DATA FOR PROCESSING>
--------------------------------
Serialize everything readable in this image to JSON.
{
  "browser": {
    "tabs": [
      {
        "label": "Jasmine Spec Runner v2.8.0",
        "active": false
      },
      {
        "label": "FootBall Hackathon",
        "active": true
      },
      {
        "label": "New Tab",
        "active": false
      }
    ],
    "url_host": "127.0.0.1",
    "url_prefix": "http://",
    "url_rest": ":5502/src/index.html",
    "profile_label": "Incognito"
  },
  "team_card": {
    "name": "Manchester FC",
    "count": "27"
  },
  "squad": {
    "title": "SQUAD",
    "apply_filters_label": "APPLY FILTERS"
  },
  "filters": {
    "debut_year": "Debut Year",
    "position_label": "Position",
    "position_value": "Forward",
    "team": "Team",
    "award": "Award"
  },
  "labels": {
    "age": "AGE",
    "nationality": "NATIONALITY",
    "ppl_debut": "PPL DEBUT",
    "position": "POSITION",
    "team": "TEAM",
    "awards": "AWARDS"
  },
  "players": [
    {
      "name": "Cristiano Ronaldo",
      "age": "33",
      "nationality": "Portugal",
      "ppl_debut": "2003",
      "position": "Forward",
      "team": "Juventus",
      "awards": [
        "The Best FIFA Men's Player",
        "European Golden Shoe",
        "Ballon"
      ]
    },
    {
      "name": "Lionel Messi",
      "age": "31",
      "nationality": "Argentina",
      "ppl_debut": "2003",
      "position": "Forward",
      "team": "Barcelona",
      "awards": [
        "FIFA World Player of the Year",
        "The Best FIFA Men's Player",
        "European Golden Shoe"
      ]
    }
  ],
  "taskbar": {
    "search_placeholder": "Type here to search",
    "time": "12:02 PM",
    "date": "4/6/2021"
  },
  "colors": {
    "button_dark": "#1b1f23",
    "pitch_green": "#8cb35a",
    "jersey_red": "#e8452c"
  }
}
--------------------------------
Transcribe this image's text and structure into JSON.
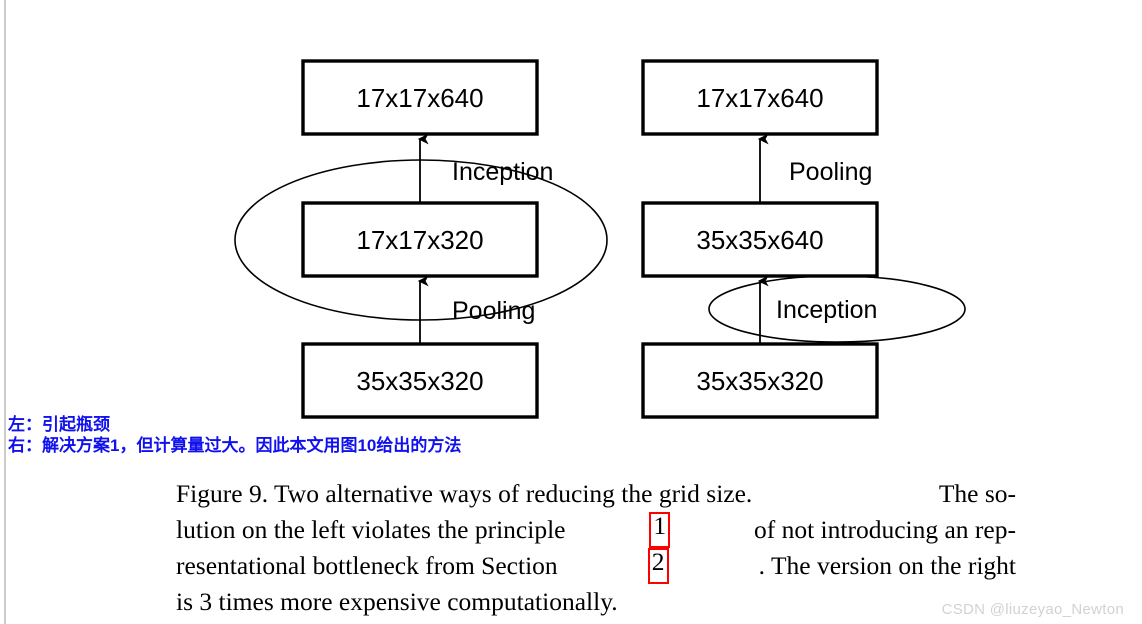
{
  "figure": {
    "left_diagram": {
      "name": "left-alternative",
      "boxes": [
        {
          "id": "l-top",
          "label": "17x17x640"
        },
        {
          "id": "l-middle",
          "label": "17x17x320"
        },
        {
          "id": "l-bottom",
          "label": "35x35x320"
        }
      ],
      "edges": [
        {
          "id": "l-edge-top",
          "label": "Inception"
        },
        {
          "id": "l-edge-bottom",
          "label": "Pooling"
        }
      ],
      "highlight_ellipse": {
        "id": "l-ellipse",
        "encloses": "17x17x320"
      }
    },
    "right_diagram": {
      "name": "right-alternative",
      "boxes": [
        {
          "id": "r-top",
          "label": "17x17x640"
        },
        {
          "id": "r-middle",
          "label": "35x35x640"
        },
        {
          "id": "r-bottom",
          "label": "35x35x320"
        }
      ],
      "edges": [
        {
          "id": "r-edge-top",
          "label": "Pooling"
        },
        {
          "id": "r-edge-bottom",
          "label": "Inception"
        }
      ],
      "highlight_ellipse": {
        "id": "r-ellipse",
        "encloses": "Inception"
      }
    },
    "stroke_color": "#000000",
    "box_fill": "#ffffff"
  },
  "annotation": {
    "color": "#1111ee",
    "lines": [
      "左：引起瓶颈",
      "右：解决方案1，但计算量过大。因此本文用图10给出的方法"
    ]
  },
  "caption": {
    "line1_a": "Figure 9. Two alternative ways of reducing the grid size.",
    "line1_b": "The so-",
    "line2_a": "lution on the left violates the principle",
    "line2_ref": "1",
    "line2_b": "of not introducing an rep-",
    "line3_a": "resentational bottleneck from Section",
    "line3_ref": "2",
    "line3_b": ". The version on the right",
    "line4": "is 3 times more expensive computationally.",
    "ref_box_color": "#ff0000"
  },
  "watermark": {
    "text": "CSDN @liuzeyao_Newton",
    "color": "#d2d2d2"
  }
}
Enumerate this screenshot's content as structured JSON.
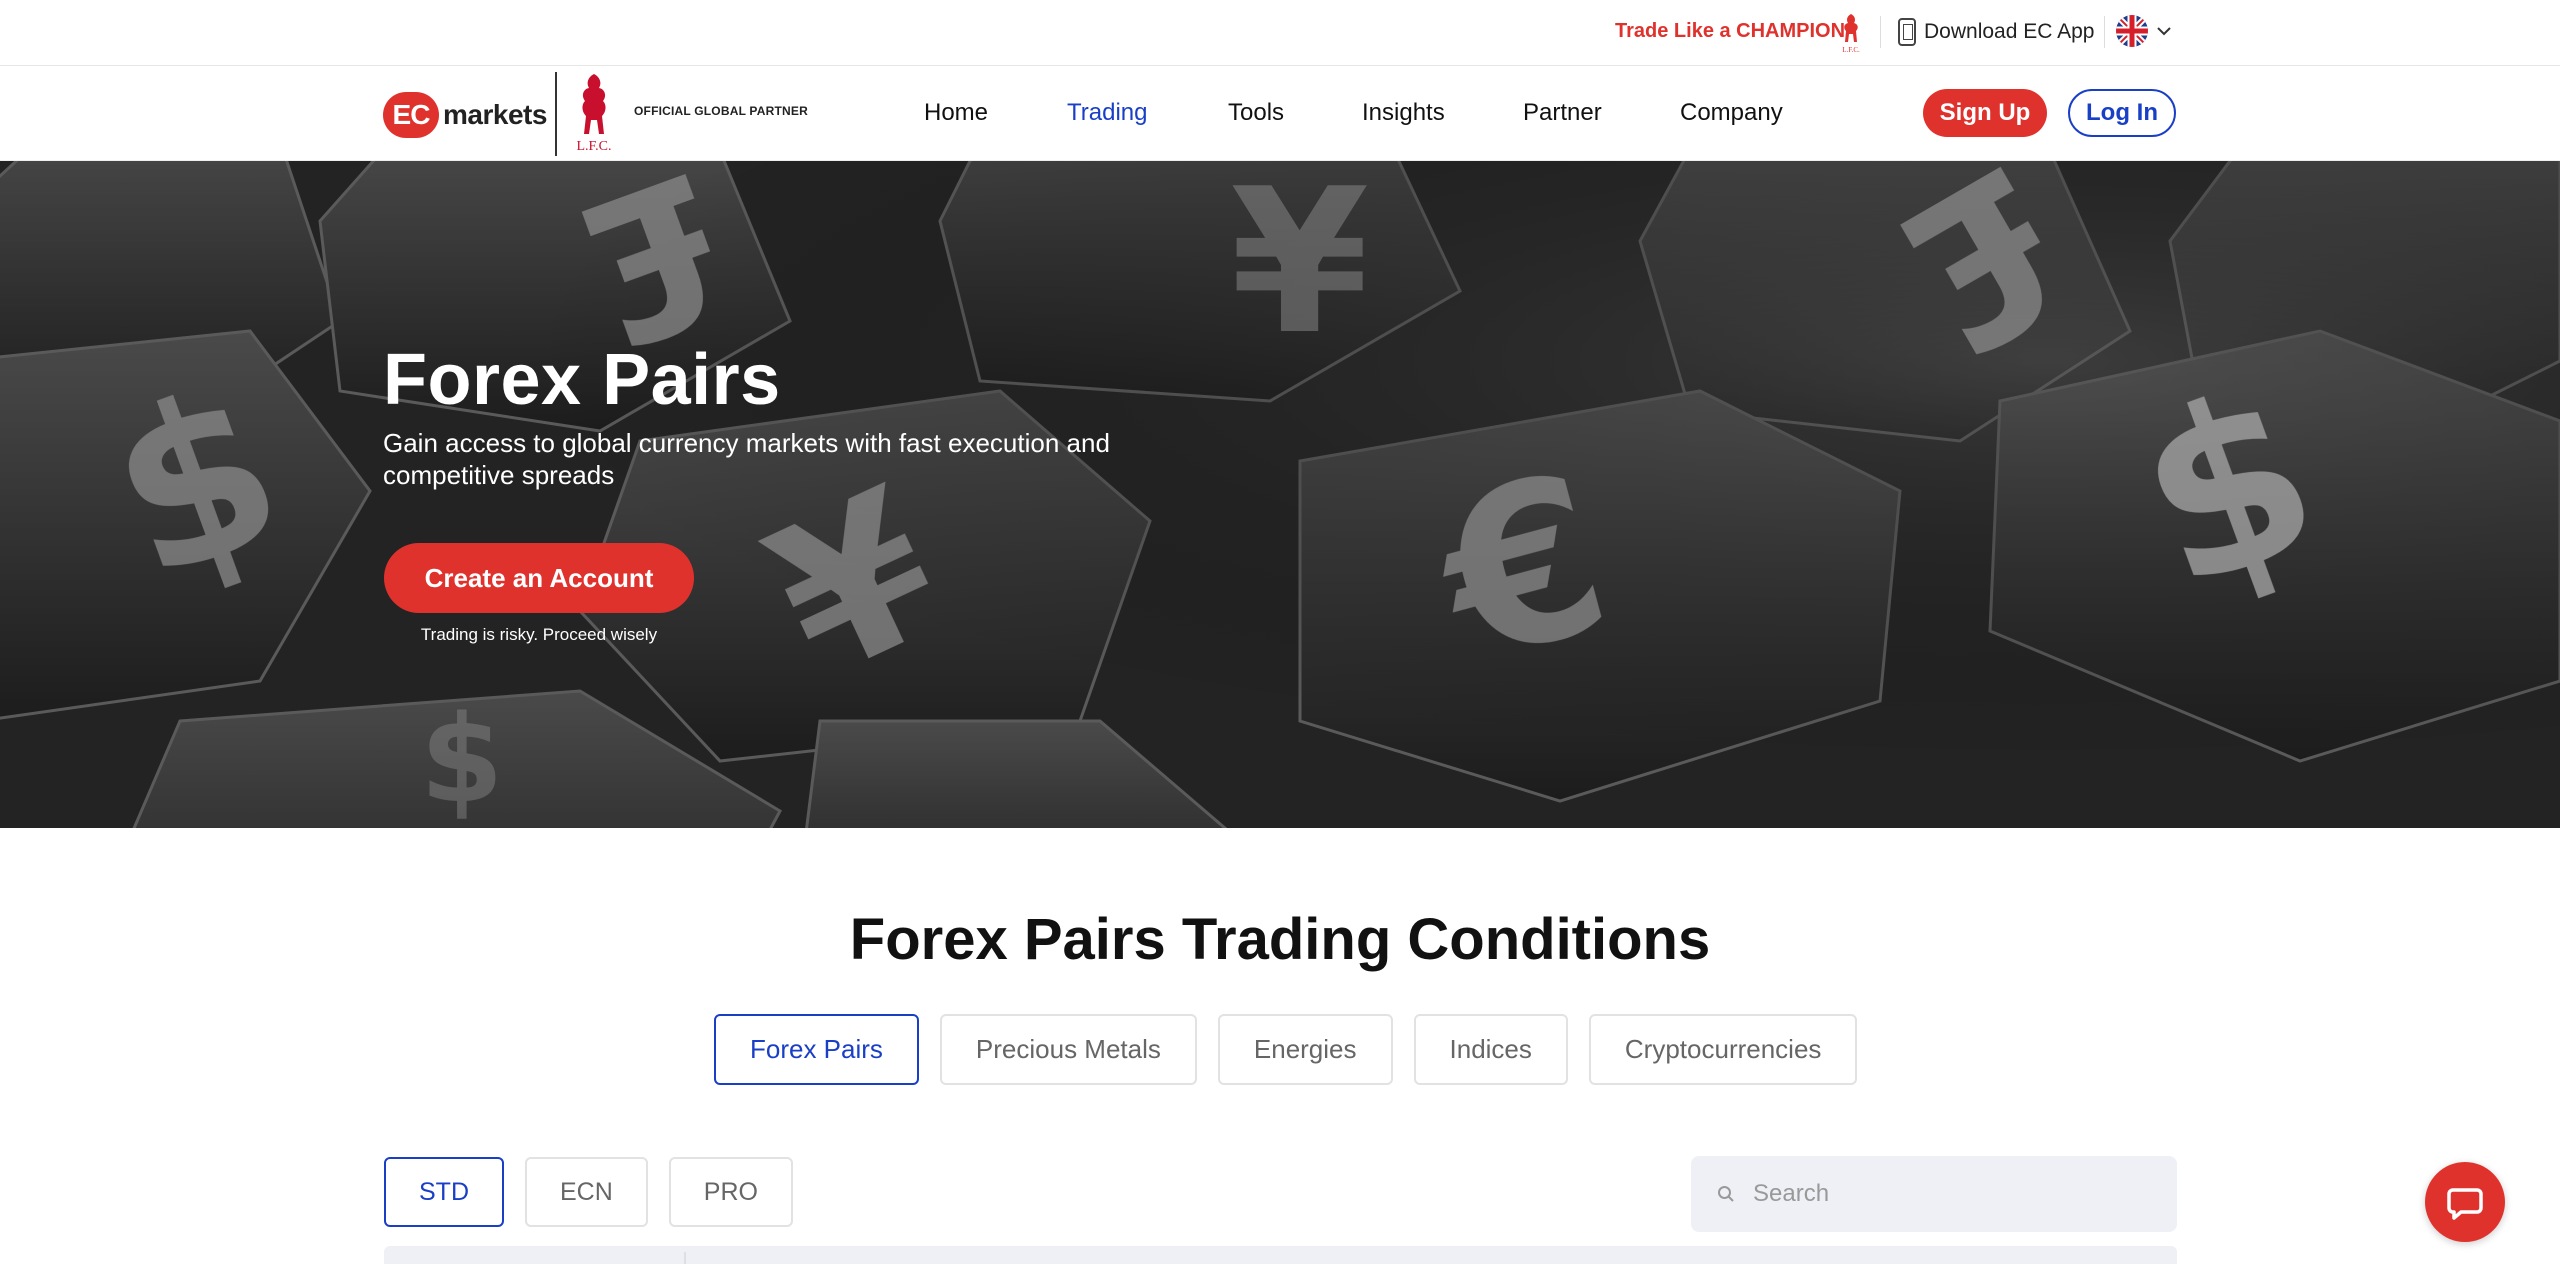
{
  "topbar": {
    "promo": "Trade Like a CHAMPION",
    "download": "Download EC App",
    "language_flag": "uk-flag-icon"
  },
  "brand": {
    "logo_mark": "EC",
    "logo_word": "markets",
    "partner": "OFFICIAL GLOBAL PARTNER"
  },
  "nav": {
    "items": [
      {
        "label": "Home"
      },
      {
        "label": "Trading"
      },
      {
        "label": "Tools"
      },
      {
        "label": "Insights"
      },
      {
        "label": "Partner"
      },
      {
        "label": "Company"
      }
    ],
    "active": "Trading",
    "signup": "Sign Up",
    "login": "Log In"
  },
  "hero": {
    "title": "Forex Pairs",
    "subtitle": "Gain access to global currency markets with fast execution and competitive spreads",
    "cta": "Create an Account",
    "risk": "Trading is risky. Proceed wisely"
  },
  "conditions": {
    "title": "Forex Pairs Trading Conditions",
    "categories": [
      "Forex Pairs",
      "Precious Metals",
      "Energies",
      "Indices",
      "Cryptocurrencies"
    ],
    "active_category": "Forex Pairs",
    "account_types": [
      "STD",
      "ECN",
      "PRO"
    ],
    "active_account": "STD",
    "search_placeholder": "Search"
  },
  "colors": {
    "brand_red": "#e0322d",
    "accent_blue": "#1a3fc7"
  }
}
--------------------------------
DO THIS> Your answer should be a single number: the count of lines in the material above that contain "markets".

THE OUTPUT> 2